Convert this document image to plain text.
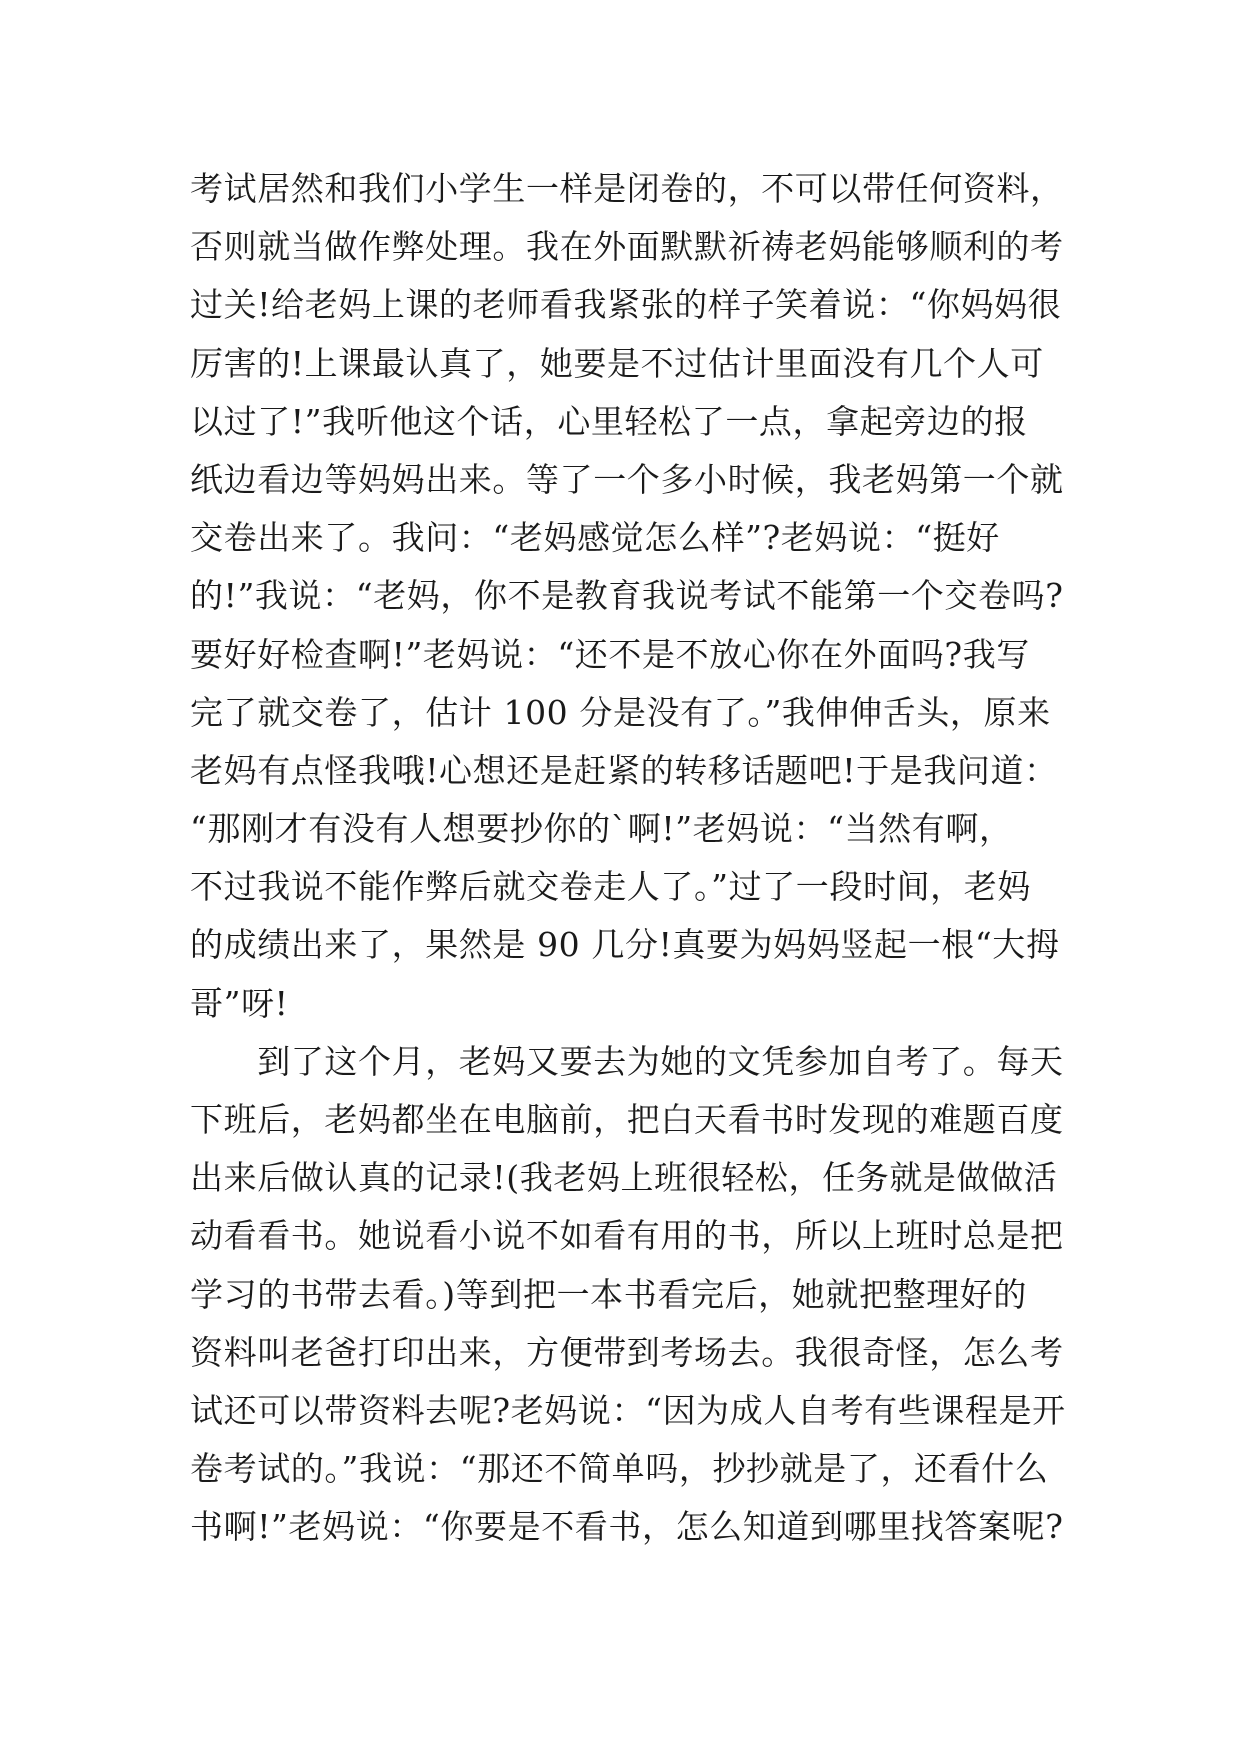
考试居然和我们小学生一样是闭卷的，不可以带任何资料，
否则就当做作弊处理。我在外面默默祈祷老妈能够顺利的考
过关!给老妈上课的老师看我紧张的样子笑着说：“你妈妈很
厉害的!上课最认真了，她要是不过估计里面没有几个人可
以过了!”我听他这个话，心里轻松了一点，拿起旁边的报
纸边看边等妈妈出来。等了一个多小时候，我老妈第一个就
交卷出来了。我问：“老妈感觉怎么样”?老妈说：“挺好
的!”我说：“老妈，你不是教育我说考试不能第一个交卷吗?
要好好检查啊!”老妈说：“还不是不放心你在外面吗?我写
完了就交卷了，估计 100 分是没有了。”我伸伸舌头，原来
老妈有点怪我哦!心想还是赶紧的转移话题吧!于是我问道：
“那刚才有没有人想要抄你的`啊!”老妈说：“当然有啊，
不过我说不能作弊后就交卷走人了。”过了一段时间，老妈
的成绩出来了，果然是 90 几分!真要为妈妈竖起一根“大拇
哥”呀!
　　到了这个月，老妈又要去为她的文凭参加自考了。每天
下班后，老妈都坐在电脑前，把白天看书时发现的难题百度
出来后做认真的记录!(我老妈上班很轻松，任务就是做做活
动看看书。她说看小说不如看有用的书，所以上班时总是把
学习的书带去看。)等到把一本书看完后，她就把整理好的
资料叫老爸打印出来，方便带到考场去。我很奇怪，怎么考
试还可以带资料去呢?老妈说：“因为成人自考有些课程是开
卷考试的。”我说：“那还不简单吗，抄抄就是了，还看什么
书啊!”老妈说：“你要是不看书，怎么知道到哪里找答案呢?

— What you have to do —
Each entry should be repeated exactly as it appears; the pictures stay out.

— Result below —
Convert this document image to plain text.
考试居然和我们小学生一样是闭卷的，不可以带任何资料，
否则就当做作弊处理。我在外面默默祈祷老妈能够顺利的考
过关!给老妈上课的老师看我紧张的样子笑着说：“你妈妈很
厉害的!上课最认真了，她要是不过估计里面没有几个人可
以过了!”我听他这个话，心里轻松了一点，拿起旁边的报
纸边看边等妈妈出来。等了一个多小时候，我老妈第一个就
交卷出来了。我问：“老妈感觉怎么样”?老妈说：“挺好
的!”我说：“老妈，你不是教育我说考试不能第一个交卷吗?
要好好检查啊!”老妈说：“还不是不放心你在外面吗?我写
完了就交卷了，估计 100 分是没有了。”我伸伸舌头，原来
老妈有点怪我哦!心想还是赶紧的转移话题吧!于是我问道：
“那刚才有没有人想要抄你的`啊!”老妈说：“当然有啊，
不过我说不能作弊后就交卷走人了。”过了一段时间，老妈
的成绩出来了，果然是 90 几分!真要为妈妈竖起一根“大拇
哥”呀!
　　到了这个月，老妈又要去为她的文凭参加自考了。每天
下班后，老妈都坐在电脑前，把白天看书时发现的难题百度
出来后做认真的记录!(我老妈上班很轻松，任务就是做做活
动看看书。她说看小说不如看有用的书，所以上班时总是把
学习的书带去看。)等到把一本书看完后，她就把整理好的
资料叫老爸打印出来，方便带到考场去。我很奇怪，怎么考
试还可以带资料去呢?老妈说：“因为成人自考有些课程是开
卷考试的。”我说：“那还不简单吗，抄抄就是了，还看什么
书啊!”老妈说：“你要是不看书，怎么知道到哪里找答案呢?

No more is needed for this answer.